Data excerpts

◇ ◇ ◇ ◇ ◇

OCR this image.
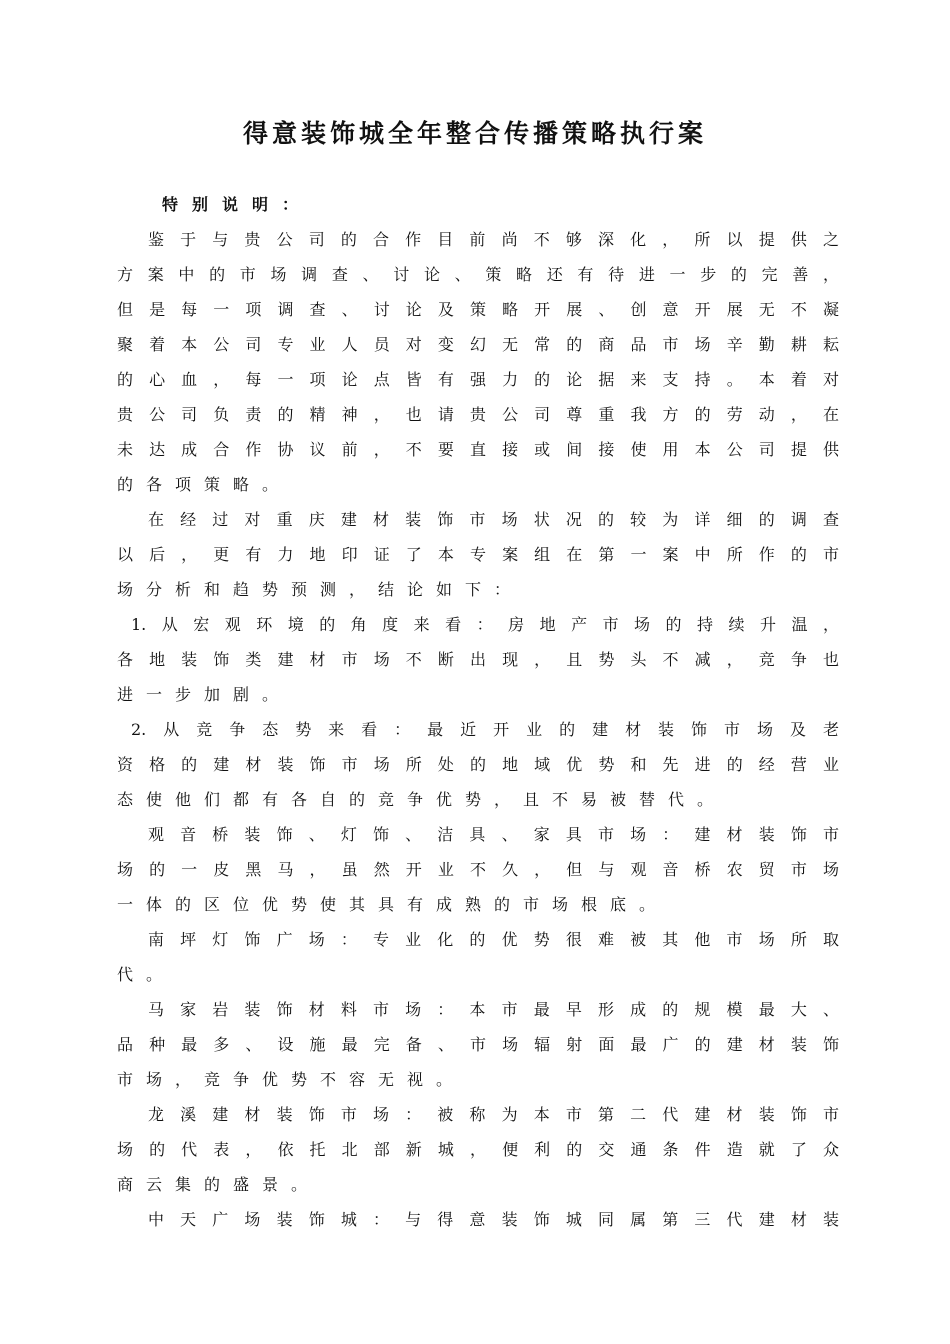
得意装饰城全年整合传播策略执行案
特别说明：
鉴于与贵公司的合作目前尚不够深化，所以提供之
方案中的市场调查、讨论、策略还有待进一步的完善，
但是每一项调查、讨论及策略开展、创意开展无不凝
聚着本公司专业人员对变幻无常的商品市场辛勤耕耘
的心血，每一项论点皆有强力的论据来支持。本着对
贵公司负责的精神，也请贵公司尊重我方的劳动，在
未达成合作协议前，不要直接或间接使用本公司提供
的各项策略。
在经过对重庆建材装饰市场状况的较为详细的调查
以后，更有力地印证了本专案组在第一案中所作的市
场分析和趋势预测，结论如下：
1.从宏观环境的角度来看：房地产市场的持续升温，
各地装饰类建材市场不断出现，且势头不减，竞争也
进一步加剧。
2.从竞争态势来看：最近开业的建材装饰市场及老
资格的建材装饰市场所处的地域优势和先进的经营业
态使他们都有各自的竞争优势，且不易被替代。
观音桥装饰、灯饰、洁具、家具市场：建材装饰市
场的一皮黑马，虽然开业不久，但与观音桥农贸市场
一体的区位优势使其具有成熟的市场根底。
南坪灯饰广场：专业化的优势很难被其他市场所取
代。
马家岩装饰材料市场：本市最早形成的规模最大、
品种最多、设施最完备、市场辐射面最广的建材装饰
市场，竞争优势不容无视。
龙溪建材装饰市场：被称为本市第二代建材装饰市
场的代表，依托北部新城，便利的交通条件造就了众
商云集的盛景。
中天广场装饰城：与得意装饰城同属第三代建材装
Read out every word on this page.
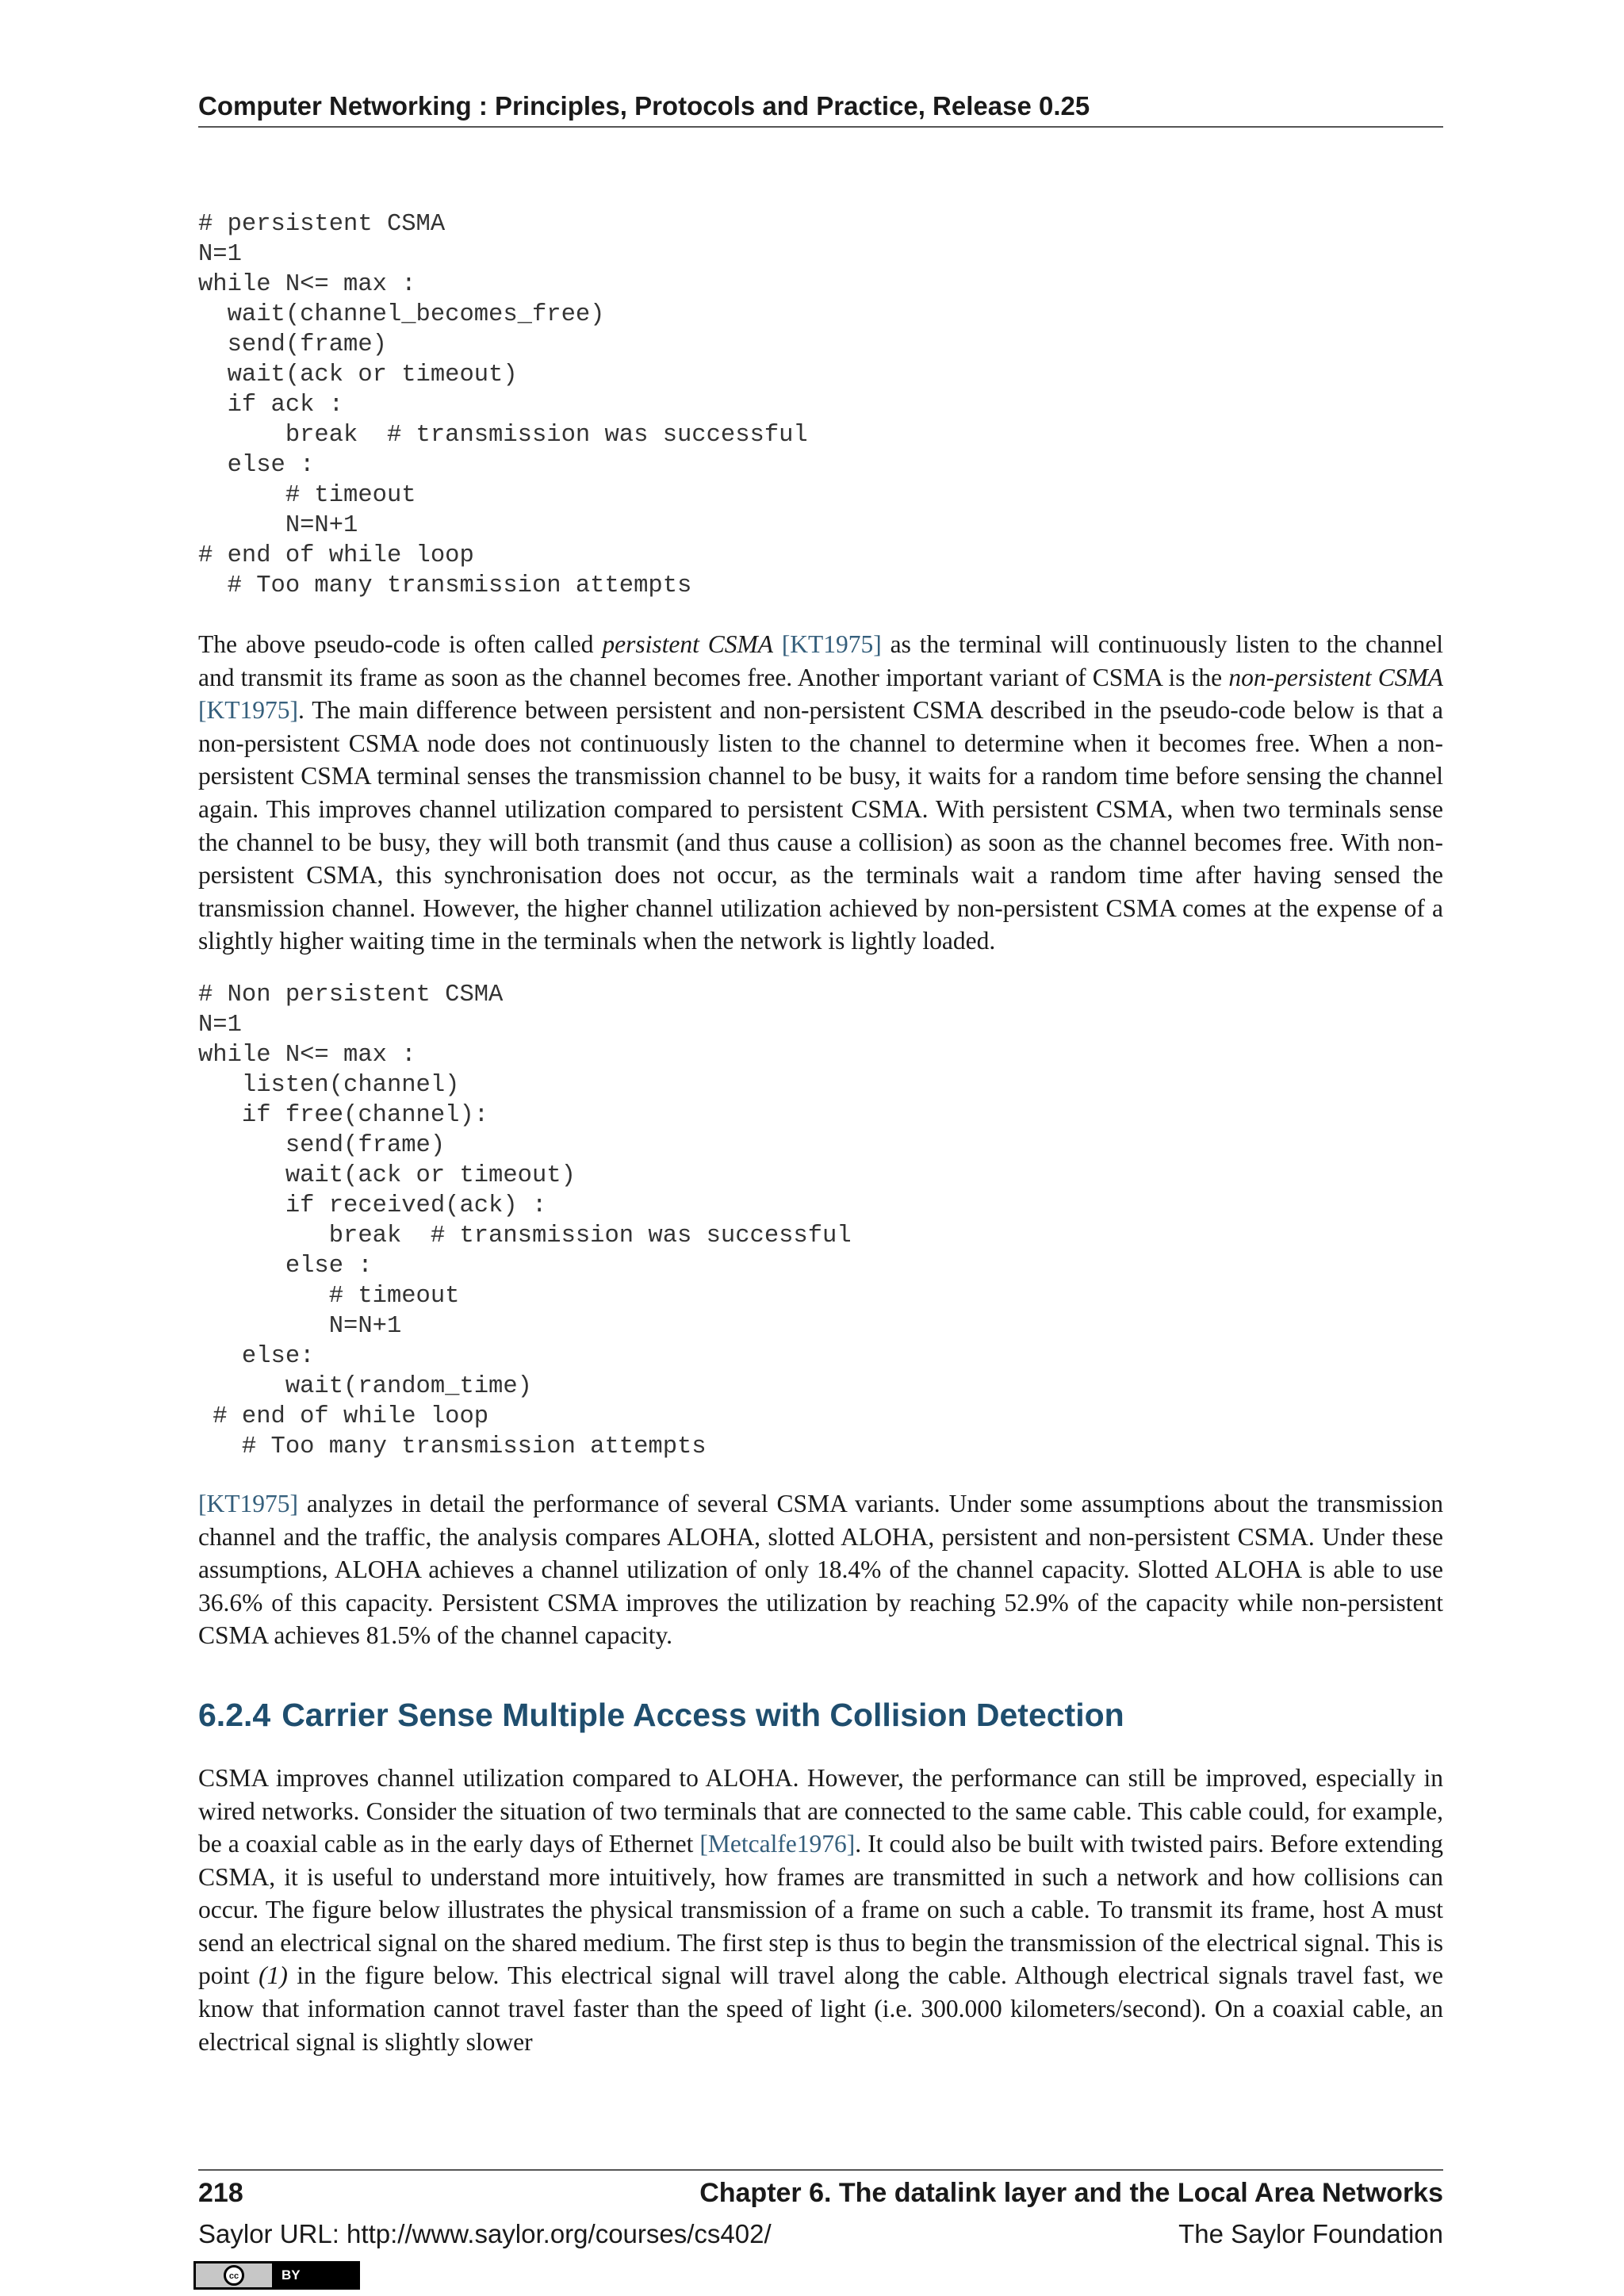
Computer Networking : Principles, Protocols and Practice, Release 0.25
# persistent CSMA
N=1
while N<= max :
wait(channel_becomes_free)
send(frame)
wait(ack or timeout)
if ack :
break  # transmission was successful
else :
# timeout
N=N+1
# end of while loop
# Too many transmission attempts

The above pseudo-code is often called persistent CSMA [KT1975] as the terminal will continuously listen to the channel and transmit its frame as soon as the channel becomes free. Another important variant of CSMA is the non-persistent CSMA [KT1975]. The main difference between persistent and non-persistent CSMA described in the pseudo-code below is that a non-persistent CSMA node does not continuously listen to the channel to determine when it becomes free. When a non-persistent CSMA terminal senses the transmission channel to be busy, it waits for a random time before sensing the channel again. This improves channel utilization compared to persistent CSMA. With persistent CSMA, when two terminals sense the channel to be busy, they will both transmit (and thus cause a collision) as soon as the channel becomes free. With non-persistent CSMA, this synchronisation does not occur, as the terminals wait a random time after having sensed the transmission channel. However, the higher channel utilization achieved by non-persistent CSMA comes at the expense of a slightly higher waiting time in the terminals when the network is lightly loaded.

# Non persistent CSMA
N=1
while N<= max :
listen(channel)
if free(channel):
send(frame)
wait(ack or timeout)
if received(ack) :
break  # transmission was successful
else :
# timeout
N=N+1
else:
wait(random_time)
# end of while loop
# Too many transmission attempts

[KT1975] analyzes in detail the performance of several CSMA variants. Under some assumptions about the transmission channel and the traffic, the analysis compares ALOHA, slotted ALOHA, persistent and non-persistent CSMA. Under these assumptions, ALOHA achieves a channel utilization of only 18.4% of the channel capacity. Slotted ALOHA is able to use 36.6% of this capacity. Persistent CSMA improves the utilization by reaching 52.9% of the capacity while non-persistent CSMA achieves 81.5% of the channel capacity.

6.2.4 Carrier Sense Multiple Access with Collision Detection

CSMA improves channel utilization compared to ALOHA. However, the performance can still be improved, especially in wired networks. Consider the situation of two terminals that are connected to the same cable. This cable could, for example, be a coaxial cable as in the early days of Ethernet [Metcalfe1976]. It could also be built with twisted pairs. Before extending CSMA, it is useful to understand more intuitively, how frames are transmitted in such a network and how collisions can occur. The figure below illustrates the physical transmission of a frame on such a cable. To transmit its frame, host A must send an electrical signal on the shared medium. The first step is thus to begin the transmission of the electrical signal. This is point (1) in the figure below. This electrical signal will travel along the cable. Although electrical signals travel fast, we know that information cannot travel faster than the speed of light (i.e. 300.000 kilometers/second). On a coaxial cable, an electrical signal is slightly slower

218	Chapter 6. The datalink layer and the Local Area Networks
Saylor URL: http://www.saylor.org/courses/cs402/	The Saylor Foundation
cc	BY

◇ ◇ ◇ ◇ ◇

Instructions to follow: Pictures stay out; reproduce every line of the records exactly.

Reply:
OCR this image.
得意装饰城全年整合传播策略执行案
特别说明：
鉴于与贵公司的合作目前尚不够深化，所以提供之
方案中的市场调查、讨论、策略还有待进一步的完善，
但是每一项调查、讨论及策略开展、创意开展无不凝
聚着本公司专业人员对变幻无常的商品市场辛勤耕耘
的心血，每一项论点皆有强力的论据来支持。本着对
贵公司负责的精神，也请贵公司尊重我方的劳动，在
未达成合作协议前，不要直接或间接使用本公司提供
的各项策略。
在经过对重庆建材装饰市场状况的较为详细的调查
以后，更有力地印证了本专案组在第一案中所作的市
场分析和趋势预测，结论如下：
1.从宏观环境的角度来看：房地产市场的持续升温，
各地装饰类建材市场不断出现，且势头不减，竞争也
进一步加剧。
2.从竞争态势来看：最近开业的建材装饰市场及老
资格的建材装饰市场所处的地域优势和先进的经营业
态使他们都有各自的竞争优势，且不易被替代。
观音桥装饰、灯饰、洁具、家具市场：建材装饰市
场的一皮黑马，虽然开业不久，但与观音桥农贸市场
一体的区位优势使其具有成熟的市场根底。
南坪灯饰广场：专业化的优势很难被其他市场所取
代。
马家岩装饰材料市场：本市最早形成的规模最大、
品种最多、设施最完备、市场辐射面最广的建材装饰
市场，竞争优势不容无视。
龙溪建材装饰市场：被称为本市第二代建材装饰市
场的代表，依托北部新城，便利的交通条件造就了众
商云集的盛景。
中天广场装饰城：与得意装饰城同属第三代建材装
Read out every word on this page.
Computer Networking : Principles, Protocols and Practice, Release 0.25
# persistent CSMA
N=1
while N<= max :
wait(channel_becomes_free)
send(frame)
wait(ack or timeout)
if ack :
break  # transmission was successful
else :
# timeout
N=N+1
# end of while loop
# Too many transmission attempts

The above pseudo-code is often called persistent CSMA [KT1975] as the terminal will continuously listen to the channel and transmit its frame as soon as the channel becomes free. Another important variant of CSMA is the non-persistent CSMA [KT1975]. The main difference between persistent and non-persistent CSMA described in the pseudo-code below is that a non-persistent CSMA node does not continuously listen to the channel to determine when it becomes free. When a non-persistent CSMA terminal senses the transmission channel to be busy, it waits for a random time before sensing the channel again. This improves channel utilization compared to persistent CSMA. With persistent CSMA, when two terminals sense the channel to be busy, they will both transmit (and thus cause a collision) as soon as the channel becomes free. With non-persistent CSMA, this synchronisation does not occur, as the terminals wait a random time after having sensed the transmission channel. However, the higher channel utilization achieved by non-persistent CSMA comes at the expense of a slightly higher waiting time in the terminals when the network is lightly loaded.

# Non persistent CSMA
N=1
while N<= max :
listen(channel)
if free(channel):
send(frame)
wait(ack or timeout)
if received(ack) :
break  # transmission was successful
else :
# timeout
N=N+1
else:
wait(random_time)
# end of while loop
# Too many transmission attempts

[KT1975] analyzes in detail the performance of several CSMA variants. Under some assumptions about the transmission channel and the traffic, the analysis compares ALOHA, slotted ALOHA, persistent and non-persistent CSMA. Under these assumptions, ALOHA achieves a channel utilization of only 18.4% of the channel capacity. Slotted ALOHA is able to use 36.6% of this capacity. Persistent CSMA improves the utilization by reaching 52.9% of the capacity while non-persistent CSMA achieves 81.5% of the channel capacity.

6.2.4 Carrier Sense Multiple Access with Collision Detection

CSMA improves channel utilization compared to ALOHA. However, the performance can still be improved, especially in wired networks. Consider the situation of two terminals that are connected to the same cable. This cable could, for example, be a coaxial cable as in the early days of Ethernet [Metcalfe1976]. It could also be built with twisted pairs. Before extending CSMA, it is useful to understand more intuitively, how frames are transmitted in such a network and how collisions can occur. The figure below illustrates the physical transmission of a frame on such a cable. To transmit its frame, host A must send an electrical signal on the shared medium. The first step is thus to begin the transmission of the electrical signal. This is point (1) in the figure below. This electrical signal will travel along the cable. Although electrical signals travel fast, we know that information cannot travel faster than the speed of light (i.e. 300.000 kilometers/second). On a coaxial cable, an electrical signal is slightly slower

218	Chapter 6. The datalink layer and the Local Area Networks
Saylor URL: http://www.saylor.org/courses/cs402/	The Saylor Foundation
cc	BY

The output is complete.